しかしながら岩波新書「現代思想の断層」を読み中途で、私はこれら2つの著者からする「断層」の意味に加え、さらに以下のものも早急に読み込みたい強い衝動に駆られていた。すなわち、

(3)本書にて取り上げられているヴェーバーからアドルノまでの四人の「現代思想」の思想家たちが以前に語った、しかし後に様々な新しい思想が現れ上積みされて、今となっては古層として地中深くに埋もれ一時的に忘れられている「現代思想」が、後の人々に新たに発掘され再発見され改めて読まれ驚かれて、後世の人々の価値意識を一挙に揺るがし強烈な影響を与える。そう、地中深くに眠っている「断層」が長い年月を経て、ある時に突如、大きくズレて揺れ動き地表にいる後の人々の価値意識や思想を一挙に破壊し再構築を激しく促す、「(活)断層」のような「現代思想」といった意味として。

思えば、「断層」という言葉が世間一般に広く知られるようになったのは1995年に発生した兵庫県南部地震による阪神・淡路大震災によってであった。少なくとも私は「断層」という言葉を阪神・淡路大震災を契機にその時、初めて知った。阪神・淡路大震災を引き起こした兵庫県南部地震は、淡路島から大阪北部に位置する六甲・淡路島断層帯での断層のズレにより、あの激しい地表の揺れはもたらされた。活断層とは、あたかも以前に密(ひそ)かに知らず知らずのうちに地中深くにセットされた強力な破壊力を有する時限爆弾装置のようなものでもある。それが人々が忘れた頃に装置が作動し断層がズレて大きく動き、地中深くから地表の人々に甚大な地震の被害をもたらす。こういった「(活)断層」の意味も、岩波新書「現代思想の断層」のうちに私としては読み込みたい心持ちなのである。

岩波新書、徳永恂「現代思想の断層」の概要は以下だ。

..........

課題一覧 →
1. 「現代思想の断層」を読む本文に名前が出てくる人物をすべて挙げよ。
2. 「現代思想の断層」を読む本文のうち、「しかしながら岩波新書「現代思」から「み込みたい心持ちなのである。」までをすべて一字も変えずに書き写せ。
3. 「現代思想の断層」を読む本文の最後の一文に続けて、その先を書き継げ。
リストはこの作業では使わない。

..........

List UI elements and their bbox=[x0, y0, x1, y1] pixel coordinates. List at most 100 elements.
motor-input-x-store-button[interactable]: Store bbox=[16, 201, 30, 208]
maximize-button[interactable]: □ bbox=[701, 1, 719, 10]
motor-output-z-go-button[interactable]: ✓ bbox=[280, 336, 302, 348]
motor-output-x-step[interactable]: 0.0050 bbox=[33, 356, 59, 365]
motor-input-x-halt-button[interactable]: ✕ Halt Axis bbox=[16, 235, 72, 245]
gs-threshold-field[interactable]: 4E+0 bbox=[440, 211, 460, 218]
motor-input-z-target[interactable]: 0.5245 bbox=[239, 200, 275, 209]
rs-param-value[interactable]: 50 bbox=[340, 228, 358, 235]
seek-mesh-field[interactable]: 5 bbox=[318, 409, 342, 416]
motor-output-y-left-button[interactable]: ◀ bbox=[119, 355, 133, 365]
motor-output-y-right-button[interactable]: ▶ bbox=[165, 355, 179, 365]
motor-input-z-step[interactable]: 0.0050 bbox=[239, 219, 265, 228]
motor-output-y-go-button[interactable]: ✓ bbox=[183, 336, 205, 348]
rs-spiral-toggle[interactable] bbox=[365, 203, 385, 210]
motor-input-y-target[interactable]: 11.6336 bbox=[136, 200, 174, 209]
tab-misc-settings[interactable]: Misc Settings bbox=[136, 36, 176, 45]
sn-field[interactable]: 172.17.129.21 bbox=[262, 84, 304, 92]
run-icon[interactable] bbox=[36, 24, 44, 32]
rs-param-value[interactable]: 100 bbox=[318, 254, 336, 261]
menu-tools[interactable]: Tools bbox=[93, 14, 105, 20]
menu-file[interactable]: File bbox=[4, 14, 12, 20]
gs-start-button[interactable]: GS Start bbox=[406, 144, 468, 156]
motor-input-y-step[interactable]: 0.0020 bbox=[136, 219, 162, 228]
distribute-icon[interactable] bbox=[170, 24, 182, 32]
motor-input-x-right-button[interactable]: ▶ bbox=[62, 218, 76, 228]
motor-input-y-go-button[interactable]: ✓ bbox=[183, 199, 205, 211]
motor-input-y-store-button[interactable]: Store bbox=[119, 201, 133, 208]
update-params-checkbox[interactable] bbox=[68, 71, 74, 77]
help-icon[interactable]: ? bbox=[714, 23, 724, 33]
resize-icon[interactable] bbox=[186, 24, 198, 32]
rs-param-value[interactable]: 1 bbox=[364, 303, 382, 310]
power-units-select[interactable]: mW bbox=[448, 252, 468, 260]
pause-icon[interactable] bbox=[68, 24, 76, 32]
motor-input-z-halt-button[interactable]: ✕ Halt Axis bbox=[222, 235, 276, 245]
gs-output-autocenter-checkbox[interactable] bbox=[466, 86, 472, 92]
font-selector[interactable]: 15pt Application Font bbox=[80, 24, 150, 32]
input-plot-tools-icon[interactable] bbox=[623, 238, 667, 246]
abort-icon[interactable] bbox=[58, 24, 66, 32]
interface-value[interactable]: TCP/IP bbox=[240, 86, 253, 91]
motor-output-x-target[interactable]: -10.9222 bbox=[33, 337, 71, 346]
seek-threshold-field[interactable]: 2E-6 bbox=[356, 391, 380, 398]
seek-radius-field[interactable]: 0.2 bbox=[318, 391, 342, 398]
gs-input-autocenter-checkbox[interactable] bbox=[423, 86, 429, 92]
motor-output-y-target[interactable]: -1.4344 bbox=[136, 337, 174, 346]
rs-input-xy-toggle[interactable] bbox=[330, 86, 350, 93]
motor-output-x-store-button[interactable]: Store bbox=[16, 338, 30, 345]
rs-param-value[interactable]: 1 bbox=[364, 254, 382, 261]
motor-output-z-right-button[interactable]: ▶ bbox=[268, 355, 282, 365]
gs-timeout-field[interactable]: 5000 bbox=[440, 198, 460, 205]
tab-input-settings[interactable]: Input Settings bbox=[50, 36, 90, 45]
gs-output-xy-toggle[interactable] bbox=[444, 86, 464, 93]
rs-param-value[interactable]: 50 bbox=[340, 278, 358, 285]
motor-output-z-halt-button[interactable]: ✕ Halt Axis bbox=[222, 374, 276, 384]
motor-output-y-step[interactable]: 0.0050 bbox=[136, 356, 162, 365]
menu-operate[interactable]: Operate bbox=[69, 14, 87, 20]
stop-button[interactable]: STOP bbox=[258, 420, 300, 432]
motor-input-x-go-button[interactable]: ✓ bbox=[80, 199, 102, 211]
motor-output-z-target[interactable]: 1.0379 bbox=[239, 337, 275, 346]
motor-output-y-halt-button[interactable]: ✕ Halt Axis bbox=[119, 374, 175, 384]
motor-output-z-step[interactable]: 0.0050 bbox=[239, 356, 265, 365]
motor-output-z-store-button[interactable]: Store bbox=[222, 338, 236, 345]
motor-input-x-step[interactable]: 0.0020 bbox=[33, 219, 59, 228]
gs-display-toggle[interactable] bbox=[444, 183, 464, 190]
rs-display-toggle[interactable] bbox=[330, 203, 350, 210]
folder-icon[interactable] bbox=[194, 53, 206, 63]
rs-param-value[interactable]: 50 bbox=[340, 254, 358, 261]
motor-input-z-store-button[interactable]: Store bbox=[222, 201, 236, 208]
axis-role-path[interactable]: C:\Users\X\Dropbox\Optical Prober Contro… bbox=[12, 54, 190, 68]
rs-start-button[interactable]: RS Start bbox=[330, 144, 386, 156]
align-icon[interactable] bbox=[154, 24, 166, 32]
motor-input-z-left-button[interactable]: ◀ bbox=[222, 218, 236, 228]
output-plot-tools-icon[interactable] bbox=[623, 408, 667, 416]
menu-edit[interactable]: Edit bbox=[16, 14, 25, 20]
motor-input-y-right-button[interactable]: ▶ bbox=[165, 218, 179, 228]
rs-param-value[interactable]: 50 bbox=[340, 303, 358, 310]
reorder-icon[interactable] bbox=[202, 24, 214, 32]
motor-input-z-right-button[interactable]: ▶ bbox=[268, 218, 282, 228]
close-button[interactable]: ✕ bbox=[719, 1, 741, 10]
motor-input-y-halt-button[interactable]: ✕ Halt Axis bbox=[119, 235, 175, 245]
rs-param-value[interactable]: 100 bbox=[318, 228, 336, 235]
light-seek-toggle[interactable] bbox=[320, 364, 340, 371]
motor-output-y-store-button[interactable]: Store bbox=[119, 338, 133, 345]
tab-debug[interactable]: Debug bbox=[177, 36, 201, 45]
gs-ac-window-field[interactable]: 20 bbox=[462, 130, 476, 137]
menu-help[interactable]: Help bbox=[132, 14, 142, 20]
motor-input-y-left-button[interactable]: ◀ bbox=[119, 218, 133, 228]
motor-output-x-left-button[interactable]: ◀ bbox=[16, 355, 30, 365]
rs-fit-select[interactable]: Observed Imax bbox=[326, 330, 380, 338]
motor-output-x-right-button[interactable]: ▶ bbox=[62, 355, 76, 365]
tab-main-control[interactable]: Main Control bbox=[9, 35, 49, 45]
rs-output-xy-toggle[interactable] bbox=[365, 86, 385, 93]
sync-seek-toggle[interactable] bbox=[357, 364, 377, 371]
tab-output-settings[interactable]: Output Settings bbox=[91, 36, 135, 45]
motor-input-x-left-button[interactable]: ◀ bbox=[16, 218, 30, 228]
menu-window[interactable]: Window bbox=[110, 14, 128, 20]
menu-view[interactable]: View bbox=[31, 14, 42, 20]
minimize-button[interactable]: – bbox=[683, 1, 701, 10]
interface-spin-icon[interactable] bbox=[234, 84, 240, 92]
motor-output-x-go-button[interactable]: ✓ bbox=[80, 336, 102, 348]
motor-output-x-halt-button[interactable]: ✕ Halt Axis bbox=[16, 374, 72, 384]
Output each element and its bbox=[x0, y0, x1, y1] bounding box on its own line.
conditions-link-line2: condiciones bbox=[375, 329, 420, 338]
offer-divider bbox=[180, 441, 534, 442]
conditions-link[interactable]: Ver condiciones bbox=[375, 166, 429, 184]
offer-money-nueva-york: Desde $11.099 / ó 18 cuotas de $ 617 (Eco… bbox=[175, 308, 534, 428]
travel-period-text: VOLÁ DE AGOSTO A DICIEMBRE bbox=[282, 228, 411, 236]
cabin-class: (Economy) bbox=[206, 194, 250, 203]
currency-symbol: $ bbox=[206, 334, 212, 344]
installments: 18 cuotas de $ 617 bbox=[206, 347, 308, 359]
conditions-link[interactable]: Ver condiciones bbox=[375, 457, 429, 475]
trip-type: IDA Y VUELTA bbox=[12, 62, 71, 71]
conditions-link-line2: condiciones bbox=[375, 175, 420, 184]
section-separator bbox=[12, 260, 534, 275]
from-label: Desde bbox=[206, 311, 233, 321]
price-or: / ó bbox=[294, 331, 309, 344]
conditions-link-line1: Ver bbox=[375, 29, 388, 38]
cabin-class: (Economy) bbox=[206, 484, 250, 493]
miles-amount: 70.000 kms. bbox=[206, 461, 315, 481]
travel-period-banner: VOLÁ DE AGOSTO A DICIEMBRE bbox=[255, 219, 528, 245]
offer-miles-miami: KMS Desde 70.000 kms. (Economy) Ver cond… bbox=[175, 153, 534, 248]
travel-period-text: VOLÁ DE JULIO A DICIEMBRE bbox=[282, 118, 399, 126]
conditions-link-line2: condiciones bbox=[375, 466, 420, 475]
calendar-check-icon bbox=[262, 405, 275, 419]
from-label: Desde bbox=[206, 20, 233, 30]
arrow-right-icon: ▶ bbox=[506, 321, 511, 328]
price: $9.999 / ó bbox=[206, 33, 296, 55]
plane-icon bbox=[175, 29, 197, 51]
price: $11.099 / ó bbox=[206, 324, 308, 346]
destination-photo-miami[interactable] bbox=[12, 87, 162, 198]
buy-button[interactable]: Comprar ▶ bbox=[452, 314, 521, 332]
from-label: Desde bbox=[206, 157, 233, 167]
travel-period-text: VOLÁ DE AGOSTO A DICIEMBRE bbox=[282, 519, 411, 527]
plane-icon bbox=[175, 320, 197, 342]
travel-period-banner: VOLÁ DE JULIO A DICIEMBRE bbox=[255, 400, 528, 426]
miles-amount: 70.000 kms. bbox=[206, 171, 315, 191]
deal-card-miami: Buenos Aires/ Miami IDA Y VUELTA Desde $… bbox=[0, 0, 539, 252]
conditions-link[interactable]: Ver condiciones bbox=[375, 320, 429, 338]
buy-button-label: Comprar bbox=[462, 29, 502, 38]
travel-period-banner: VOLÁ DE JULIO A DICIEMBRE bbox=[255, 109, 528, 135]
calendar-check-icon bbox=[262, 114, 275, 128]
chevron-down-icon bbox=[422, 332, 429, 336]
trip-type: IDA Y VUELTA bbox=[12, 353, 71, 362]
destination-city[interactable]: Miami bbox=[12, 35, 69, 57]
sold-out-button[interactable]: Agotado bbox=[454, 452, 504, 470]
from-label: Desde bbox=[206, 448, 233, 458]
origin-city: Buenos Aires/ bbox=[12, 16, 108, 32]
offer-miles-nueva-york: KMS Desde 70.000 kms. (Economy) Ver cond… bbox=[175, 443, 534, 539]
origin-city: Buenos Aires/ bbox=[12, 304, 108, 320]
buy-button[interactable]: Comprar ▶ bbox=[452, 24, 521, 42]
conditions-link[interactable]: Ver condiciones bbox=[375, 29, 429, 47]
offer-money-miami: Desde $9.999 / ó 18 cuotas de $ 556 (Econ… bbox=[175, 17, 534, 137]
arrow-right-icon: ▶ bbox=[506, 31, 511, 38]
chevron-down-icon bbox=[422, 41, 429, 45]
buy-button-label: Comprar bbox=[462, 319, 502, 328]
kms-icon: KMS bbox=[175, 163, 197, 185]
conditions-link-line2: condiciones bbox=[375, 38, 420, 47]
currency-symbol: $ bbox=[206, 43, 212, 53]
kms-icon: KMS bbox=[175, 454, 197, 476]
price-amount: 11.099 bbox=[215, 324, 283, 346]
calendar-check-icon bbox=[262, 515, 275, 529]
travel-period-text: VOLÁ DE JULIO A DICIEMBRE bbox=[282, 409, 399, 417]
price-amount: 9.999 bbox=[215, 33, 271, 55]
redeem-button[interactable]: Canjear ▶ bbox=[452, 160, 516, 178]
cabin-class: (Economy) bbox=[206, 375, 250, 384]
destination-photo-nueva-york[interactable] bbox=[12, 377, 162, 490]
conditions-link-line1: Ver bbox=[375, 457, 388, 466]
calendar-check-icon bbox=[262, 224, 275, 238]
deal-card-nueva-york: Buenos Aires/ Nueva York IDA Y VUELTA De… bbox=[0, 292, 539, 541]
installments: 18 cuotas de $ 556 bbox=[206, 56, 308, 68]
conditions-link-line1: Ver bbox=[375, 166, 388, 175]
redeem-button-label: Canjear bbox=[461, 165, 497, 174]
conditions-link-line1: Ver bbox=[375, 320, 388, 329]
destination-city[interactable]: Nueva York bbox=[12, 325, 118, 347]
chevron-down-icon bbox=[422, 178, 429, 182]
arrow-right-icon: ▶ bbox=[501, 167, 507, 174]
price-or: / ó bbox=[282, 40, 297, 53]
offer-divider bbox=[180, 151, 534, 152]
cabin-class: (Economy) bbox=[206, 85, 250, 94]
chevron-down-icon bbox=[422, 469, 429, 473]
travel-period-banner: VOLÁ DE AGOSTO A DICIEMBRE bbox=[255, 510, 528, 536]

..........

解答一覧 →
1. ヴェーバー、アドルノ、徳永恂

2.
しかしながら岩波新書「現代思想の断層」を読み中途で、私はこれら2つの著者からする「断層」の意味に加え、さらに以下のものも早急に読み込みたい強い衝動に駆られていた。すなわち、

(3)本書にて取り上げられているヴェーバーからアドルノまでの四人の「現代思想」の思想家たちが以前に語った、しかし後に様々な新しい思想が現れ上積みされて、今となっては古層として地中深くに埋もれ一時的に忘れられている「現代思想」が、後の人々に新たに発掘され再発見され改めて読まれ驚かれて、後世の人々の価値意識を一挙に揺るがし強烈な影響を与える。そう、地中深くに眠っている「断層」が長い年月を経て、ある時に突如、大きくズレて揺れ動き地表にいる後の人々の価値意識や思想を一挙に破壊し再構築を激しく促す、「(活)断層」のような「現代思想」といった意味として。

思えば、「断層」という言葉が世間一般に広く知られるようになったのは1995年に発生した兵庫県南部地震による阪神・淡路大震災によってであった。少なくとも私は「断層」という言葉を阪神・淡路大震災を契機にその時、初めて知った。阪神・淡路大震災を引き起こした兵庫県南部地震は、淡路島から大阪北部に位置する六甲・淡路島断層帯での断層のズレにより、あの激しい地表の揺れはもたらされた。活断層とは、あたかも以前に密(ひそ)かに知らず知らずのうちに地中深くにセットされた強力な破壊力を有する時限爆弾装置のようなものでもある。それが人々が忘れた頃に装置が作動し断層がズレて大きく動き、地中深くから地表の人々に甚大な地震の被害をもたらす。こういった「(活)断層」の意味も、岩波新書「現代思想の断層」のうちに私としては読み込みたい心持ちなのである。

3.
「神は死んだ─ニーチェの宣告は、ユダヤ・キリスト教文化を基層としてきた西欧思想に大きな深い『断層』をもたらした。『神の力』から解き放たれ、戦争と暴力の絶えない二0世紀に、思想家たちは自らの思想をどのように模索したか。ウェーバー、フロイト、ベンヤミン、アドルノ、ハイデガーらの、未完に終った主著から読み解く」(表紙カバー裏解説)

さらに本書の目次も見よう。本新書は「はじめに」と「断層の断面図あるいは、『大きな物語』の発掘─あとがきに代えて」をそれぞれ冒頭と巻末に置き、本論は全四章よりなる。

「第1章・マックス・ウェーバーと『価値の多神教』、第2章・フロイトと『偶像禁止』、第3章・ベンヤミンと『歴史の天使』、第4章・アドルノと『故郷』の問題」

岩波新書「現代思想の断層」の副題は「『神なき時代』の模索」である。一般に「近代」は理性主義や科学主義の立場から宗教否定の脱宗教の時代と捉えられがちであるが、実はそうではない。このことは「西洋近代の思想家」といわれるデカルトからロック、カントやヘーゲルに至るまで西洋近代思想史を概観するだけですぐに分かる。デカルトから始まってヘーゲルに至る「近代」の思想家たちはいずれも熱烈なキリスト者であり、神の存在を認めていた。そうしてキリスト教の一神教的な神の存在を世俗的な文明社会の人間の主体性に落とし込む形で彼らは、ある種の普遍的原理の確立を目指したのであった。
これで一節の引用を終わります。